Stated exercise
Return every line of the data below verbatim, changing nothing.

[Layout records]
— START —

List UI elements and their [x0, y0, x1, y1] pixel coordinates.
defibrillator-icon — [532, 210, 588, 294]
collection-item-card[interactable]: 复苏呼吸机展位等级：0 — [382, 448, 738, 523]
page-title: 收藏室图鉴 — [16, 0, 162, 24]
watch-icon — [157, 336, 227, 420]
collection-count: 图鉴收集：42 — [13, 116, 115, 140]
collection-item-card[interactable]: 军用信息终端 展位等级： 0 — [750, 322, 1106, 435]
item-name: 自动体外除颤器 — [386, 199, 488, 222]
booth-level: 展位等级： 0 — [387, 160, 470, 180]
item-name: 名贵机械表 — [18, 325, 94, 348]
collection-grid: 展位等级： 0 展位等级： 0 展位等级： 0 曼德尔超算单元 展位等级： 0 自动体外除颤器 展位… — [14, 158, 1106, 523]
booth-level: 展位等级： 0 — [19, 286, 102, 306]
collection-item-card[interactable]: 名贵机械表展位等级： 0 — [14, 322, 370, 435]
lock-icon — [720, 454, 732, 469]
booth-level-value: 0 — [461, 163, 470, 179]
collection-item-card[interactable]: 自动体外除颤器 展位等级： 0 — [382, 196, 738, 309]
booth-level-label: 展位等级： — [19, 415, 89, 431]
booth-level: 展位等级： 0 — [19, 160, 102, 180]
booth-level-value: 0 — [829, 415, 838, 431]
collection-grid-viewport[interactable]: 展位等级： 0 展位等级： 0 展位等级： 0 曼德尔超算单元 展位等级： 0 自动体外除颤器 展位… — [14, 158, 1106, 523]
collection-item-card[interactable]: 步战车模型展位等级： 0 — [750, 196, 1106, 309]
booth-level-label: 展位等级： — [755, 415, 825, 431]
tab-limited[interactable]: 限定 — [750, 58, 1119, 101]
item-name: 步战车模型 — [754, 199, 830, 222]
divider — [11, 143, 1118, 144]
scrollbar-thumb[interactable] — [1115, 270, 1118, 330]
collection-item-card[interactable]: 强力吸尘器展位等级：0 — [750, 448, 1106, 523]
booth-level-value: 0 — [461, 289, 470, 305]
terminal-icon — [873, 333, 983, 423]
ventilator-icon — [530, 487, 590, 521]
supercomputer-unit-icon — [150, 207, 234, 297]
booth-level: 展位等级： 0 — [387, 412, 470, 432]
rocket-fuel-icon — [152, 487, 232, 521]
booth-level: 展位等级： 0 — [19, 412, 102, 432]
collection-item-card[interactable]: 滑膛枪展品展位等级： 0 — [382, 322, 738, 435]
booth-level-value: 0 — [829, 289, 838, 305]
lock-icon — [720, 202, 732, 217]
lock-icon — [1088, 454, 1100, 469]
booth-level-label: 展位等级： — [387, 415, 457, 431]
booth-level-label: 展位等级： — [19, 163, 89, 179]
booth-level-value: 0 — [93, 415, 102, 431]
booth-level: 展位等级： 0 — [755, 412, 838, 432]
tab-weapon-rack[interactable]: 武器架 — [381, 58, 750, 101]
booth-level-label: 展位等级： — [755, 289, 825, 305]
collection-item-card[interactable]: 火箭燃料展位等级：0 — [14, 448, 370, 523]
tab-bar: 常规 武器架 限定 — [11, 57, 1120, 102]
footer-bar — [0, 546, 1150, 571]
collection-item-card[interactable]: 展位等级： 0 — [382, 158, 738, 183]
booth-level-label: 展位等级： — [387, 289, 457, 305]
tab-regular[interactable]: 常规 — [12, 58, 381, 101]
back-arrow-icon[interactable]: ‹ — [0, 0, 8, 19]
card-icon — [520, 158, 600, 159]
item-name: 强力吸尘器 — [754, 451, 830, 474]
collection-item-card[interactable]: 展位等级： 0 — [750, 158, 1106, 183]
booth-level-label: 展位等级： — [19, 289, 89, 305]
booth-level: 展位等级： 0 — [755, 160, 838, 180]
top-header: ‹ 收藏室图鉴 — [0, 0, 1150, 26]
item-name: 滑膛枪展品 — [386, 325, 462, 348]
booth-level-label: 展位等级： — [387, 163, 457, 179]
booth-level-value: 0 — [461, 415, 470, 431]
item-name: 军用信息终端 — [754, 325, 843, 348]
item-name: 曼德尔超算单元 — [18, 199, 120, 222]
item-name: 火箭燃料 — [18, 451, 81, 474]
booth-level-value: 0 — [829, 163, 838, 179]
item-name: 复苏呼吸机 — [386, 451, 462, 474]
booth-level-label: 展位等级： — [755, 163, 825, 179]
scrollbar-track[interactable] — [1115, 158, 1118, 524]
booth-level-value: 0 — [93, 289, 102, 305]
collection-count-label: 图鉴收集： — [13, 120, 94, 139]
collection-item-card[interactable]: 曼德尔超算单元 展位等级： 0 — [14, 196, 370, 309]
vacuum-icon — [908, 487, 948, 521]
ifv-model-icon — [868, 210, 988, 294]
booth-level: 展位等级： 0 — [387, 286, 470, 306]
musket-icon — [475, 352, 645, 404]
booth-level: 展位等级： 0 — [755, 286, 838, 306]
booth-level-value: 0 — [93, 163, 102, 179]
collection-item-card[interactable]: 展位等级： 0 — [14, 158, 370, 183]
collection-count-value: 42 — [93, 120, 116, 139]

— END —

Solution for this exercise
List UI elements and their [x0, y0, x1, y1] pixel coordinates.
defibrillator-icon — [532, 210, 588, 294]
collection-item-card[interactable]: 复苏呼吸机展位等级：0 — [382, 448, 738, 523]
page-title: 收藏室图鉴 — [16, 0, 162, 24]
watch-icon — [157, 336, 227, 420]
collection-count: 图鉴收集：42 — [13, 116, 115, 140]
collection-item-card[interactable]: 军用信息终端 展位等级： 0 — [750, 322, 1106, 435]
item-name: 自动体外除颤器 — [386, 199, 488, 222]
booth-level: 展位等级： 0 — [387, 160, 470, 180]
item-name: 名贵机械表 — [18, 325, 94, 348]
collection-grid: 展位等级： 0 展位等级： 0 展位等级： 0 曼德尔超算单元 展位等级： 0 自动体外除颤器 展位… — [14, 158, 1106, 523]
booth-level: 展位等级： 0 — [19, 286, 102, 306]
collection-item-card[interactable]: 名贵机械表展位等级： 0 — [14, 322, 370, 435]
lock-icon — [720, 454, 732, 469]
booth-level-value: 0 — [461, 163, 470, 179]
collection-item-card[interactable]: 自动体外除颤器 展位等级： 0 — [382, 196, 738, 309]
booth-level-label: 展位等级： — [19, 415, 89, 431]
booth-level: 展位等级： 0 — [19, 160, 102, 180]
booth-level-value: 0 — [829, 415, 838, 431]
collection-grid-viewport[interactable]: 展位等级： 0 展位等级： 0 展位等级： 0 曼德尔超算单元 展位等级： 0 自动体外除颤器 展位… — [14, 158, 1106, 523]
collection-item-card[interactable]: 步战车模型展位等级： 0 — [750, 196, 1106, 309]
booth-level-label: 展位等级： — [755, 415, 825, 431]
tab-limited[interactable]: 限定 — [750, 58, 1119, 101]
item-name: 步战车模型 — [754, 199, 830, 222]
divider — [11, 143, 1118, 144]
scrollbar-thumb[interactable] — [1115, 270, 1118, 330]
collection-item-card[interactable]: 强力吸尘器展位等级：0 — [750, 448, 1106, 523]
booth-level-value: 0 — [461, 289, 470, 305]
terminal-icon — [873, 333, 983, 423]
ventilator-icon — [530, 487, 590, 521]
supercomputer-unit-icon — [150, 207, 234, 297]
booth-level: 展位等级： 0 — [387, 412, 470, 432]
rocket-fuel-icon — [152, 487, 232, 521]
booth-level: 展位等级： 0 — [19, 412, 102, 432]
collection-item-card[interactable]: 滑膛枪展品展位等级： 0 — [382, 322, 738, 435]
booth-level-value: 0 — [829, 289, 838, 305]
lock-icon — [720, 202, 732, 217]
lock-icon — [1088, 454, 1100, 469]
booth-level-label: 展位等级： — [387, 415, 457, 431]
booth-level-label: 展位等级： — [19, 163, 89, 179]
booth-level-value: 0 — [93, 415, 102, 431]
booth-level: 展位等级： 0 — [755, 412, 838, 432]
tab-weapon-rack[interactable]: 武器架 — [381, 58, 750, 101]
booth-level-label: 展位等级： — [755, 289, 825, 305]
collection-item-card[interactable]: 火箭燃料展位等级：0 — [14, 448, 370, 523]
tab-bar: 常规 武器架 限定 — [11, 57, 1120, 102]
footer-bar — [0, 546, 1150, 571]
collection-item-card[interactable]: 展位等级： 0 — [382, 158, 738, 183]
booth-level-label: 展位等级： — [387, 289, 457, 305]
tab-regular[interactable]: 常规 — [12, 58, 381, 101]
back-arrow-icon[interactable]: ‹ — [0, 0, 8, 19]
card-icon — [520, 158, 600, 159]
item-name: 强力吸尘器 — [754, 451, 830, 474]
collection-item-card[interactable]: 展位等级： 0 — [750, 158, 1106, 183]
booth-level-label: 展位等级： — [19, 289, 89, 305]
booth-level: 展位等级： 0 — [755, 160, 838, 180]
top-header: ‹ 收藏室图鉴 — [0, 0, 1150, 26]
item-name: 滑膛枪展品 — [386, 325, 462, 348]
booth-level-label: 展位等级： — [387, 163, 457, 179]
booth-level-value: 0 — [461, 415, 470, 431]
item-name: 军用信息终端 — [754, 325, 843, 348]
item-name: 曼德尔超算单元 — [18, 199, 120, 222]
item-name: 火箭燃料 — [18, 451, 81, 474]
booth-level-value: 0 — [829, 163, 838, 179]
item-name: 复苏呼吸机 — [386, 451, 462, 474]
booth-level-label: 展位等级： — [755, 163, 825, 179]
scrollbar-track[interactable] — [1115, 158, 1118, 524]
booth-level-value: 0 — [93, 289, 102, 305]
collection-count-label: 图鉴收集： — [13, 120, 94, 139]
collection-item-card[interactable]: 曼德尔超算单元 展位等级： 0 — [14, 196, 370, 309]
vacuum-icon — [908, 487, 948, 521]
ifv-model-icon — [868, 210, 988, 294]
booth-level: 展位等级： 0 — [387, 286, 470, 306]
musket-icon — [475, 352, 645, 404]
booth-level: 展位等级： 0 — [755, 286, 838, 306]
booth-level-value: 0 — [93, 163, 102, 179]
collection-item-card[interactable]: 展位等级： 0 — [14, 158, 370, 183]
collection-count-value: 42 — [93, 120, 116, 139]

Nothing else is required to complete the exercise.